- What the task requires
Your task is to gather the lines below that hold the string "если".

# START OF Recorded data

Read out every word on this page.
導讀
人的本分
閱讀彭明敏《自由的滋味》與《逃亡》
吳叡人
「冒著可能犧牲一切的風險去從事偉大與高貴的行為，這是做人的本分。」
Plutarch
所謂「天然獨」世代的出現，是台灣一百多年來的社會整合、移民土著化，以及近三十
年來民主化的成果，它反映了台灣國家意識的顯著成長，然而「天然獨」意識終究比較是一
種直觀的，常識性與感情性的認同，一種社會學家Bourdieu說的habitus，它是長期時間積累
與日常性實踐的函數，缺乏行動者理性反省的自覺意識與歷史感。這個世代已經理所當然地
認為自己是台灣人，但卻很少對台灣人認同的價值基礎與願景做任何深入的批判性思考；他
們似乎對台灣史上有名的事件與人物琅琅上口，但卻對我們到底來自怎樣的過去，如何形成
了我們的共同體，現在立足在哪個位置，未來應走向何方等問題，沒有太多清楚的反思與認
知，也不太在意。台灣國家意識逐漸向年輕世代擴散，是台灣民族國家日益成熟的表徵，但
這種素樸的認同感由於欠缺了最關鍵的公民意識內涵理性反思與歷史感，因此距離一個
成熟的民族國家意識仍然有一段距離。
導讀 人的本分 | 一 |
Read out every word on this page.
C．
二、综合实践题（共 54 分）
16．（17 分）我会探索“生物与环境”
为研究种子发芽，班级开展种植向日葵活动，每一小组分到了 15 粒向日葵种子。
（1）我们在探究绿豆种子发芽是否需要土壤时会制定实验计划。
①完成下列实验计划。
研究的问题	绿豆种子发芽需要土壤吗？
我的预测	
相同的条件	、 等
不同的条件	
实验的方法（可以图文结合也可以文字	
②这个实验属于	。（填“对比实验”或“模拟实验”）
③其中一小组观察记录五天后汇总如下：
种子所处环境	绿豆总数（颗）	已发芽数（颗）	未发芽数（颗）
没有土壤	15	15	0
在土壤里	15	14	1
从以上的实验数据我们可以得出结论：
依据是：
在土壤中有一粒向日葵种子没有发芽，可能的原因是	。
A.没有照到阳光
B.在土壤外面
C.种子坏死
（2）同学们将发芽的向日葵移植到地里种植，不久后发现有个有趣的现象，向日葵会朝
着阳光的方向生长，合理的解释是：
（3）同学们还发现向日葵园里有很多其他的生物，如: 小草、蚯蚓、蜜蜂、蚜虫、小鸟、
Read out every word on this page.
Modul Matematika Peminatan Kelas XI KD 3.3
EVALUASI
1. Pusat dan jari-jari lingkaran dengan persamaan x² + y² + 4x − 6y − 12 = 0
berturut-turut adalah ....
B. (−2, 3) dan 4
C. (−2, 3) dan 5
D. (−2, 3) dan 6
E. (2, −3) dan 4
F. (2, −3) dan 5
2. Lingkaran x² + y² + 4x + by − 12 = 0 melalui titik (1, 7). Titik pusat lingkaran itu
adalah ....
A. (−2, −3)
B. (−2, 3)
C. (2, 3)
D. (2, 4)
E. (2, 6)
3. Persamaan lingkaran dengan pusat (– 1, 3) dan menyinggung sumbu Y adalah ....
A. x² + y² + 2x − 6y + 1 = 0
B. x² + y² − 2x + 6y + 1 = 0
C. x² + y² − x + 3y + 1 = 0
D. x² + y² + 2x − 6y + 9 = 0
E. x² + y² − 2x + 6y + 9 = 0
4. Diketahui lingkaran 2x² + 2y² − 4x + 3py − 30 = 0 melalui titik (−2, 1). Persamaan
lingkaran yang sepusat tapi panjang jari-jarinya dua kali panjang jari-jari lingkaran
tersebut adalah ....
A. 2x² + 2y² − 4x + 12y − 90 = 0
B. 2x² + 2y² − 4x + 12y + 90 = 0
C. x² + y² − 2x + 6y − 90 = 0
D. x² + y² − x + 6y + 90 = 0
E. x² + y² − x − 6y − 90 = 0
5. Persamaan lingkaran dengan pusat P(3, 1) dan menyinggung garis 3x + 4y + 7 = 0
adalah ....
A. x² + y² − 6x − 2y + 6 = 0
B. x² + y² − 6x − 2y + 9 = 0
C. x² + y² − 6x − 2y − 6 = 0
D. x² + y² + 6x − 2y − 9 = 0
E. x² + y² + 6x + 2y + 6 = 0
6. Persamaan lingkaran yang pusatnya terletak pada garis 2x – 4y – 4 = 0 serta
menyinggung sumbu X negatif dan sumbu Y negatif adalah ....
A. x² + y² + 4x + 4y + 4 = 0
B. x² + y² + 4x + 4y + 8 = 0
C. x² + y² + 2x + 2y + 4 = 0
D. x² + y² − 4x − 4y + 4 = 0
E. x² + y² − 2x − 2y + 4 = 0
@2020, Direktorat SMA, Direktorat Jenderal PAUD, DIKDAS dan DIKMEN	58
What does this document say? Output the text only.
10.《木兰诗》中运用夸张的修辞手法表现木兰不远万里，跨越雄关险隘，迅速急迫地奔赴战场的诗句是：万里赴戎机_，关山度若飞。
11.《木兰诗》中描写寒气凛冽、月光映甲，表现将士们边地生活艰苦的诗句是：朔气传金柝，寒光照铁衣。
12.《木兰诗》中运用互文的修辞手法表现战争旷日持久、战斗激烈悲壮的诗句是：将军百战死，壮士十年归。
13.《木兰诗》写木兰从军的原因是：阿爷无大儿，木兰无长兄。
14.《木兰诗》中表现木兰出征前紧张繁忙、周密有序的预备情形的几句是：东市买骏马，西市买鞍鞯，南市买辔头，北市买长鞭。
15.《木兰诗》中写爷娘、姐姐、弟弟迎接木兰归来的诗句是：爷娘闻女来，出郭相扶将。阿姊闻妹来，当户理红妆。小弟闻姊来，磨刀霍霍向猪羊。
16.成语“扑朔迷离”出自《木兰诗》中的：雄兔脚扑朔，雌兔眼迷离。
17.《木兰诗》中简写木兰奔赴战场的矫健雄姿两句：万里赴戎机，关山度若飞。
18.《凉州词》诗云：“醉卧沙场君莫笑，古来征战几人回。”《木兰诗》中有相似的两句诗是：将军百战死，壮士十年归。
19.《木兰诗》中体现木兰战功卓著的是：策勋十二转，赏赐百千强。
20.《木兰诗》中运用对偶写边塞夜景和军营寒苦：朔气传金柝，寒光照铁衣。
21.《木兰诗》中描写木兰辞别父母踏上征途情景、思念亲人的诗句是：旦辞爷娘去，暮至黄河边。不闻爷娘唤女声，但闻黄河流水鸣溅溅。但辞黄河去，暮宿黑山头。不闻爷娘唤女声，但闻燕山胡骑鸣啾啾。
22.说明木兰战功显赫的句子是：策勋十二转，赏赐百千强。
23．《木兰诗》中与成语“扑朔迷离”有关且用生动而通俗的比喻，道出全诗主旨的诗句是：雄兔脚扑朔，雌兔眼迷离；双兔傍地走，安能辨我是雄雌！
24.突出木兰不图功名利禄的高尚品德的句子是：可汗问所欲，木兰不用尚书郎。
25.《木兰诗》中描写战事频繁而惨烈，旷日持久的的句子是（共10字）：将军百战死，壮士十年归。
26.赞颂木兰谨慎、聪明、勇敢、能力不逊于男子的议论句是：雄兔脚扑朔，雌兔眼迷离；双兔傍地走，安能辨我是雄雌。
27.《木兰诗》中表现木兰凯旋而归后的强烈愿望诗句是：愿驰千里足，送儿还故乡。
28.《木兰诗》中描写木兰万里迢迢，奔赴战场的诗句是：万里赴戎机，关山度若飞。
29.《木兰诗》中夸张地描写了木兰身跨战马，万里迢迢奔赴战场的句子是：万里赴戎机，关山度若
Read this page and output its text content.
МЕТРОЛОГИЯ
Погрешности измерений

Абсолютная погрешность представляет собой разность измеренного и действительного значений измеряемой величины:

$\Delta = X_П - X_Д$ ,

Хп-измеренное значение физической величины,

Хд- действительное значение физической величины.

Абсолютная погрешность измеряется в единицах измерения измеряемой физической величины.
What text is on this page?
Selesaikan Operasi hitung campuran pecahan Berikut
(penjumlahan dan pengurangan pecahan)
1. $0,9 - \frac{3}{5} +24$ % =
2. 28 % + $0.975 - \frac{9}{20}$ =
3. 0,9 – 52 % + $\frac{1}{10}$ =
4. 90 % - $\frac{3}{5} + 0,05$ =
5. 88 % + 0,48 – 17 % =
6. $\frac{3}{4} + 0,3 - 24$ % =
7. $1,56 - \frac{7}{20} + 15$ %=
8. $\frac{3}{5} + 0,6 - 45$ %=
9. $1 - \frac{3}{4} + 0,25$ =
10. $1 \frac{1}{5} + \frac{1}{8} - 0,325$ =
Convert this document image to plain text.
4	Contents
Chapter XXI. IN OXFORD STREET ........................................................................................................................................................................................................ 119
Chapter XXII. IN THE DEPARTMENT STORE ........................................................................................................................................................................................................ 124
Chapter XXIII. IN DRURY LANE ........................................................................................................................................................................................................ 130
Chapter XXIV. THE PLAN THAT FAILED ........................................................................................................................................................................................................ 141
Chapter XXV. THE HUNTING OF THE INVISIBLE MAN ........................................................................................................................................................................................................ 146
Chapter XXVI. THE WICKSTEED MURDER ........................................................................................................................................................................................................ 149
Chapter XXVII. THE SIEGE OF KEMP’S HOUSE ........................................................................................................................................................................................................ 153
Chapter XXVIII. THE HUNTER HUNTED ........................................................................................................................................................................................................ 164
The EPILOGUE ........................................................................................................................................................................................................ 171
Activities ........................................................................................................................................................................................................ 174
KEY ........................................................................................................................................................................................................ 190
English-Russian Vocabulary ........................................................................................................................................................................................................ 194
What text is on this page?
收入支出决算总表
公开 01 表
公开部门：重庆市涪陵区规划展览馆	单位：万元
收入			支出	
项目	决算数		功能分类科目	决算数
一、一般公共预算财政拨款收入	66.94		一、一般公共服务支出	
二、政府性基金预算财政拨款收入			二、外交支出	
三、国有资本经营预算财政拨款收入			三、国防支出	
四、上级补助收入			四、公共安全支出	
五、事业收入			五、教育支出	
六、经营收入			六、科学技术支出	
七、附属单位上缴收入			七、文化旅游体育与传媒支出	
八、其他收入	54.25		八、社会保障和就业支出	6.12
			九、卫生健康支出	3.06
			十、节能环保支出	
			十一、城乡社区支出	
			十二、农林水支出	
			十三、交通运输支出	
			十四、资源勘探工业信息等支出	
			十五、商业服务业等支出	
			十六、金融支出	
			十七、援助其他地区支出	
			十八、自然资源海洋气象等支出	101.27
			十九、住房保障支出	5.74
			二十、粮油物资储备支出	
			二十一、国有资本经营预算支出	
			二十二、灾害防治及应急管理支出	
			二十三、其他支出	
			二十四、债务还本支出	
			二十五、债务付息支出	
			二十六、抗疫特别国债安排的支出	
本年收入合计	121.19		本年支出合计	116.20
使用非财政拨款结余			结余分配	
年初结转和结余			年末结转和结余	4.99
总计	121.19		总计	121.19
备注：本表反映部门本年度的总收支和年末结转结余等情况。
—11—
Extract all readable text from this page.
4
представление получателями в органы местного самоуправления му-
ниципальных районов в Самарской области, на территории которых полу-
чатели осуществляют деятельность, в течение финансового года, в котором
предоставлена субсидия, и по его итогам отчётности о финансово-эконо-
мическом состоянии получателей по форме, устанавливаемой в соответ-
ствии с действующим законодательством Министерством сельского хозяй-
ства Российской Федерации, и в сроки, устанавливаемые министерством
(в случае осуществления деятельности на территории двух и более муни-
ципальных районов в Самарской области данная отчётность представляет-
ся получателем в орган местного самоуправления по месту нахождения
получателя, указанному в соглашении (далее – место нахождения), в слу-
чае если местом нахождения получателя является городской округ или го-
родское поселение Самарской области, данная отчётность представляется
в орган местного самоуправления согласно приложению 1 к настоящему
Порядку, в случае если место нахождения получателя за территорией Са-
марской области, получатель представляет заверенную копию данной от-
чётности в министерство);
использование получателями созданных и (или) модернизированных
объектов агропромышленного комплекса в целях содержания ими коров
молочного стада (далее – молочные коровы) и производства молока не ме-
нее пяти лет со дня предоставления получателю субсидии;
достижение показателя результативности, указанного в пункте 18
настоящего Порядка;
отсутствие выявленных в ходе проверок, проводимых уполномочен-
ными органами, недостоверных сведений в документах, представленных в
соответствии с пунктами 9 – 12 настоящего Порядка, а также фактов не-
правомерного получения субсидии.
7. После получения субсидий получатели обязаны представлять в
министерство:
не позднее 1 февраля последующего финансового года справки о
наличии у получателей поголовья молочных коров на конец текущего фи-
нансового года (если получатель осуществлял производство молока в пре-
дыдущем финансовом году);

# END OF Recorded data

- Solution below
чае если местом нахождения получателя является городской округ или го-
Порядку, в случае если место нахождения получателя за территорией Са-
нансового года (если получатель осуществлял производство молока в пре-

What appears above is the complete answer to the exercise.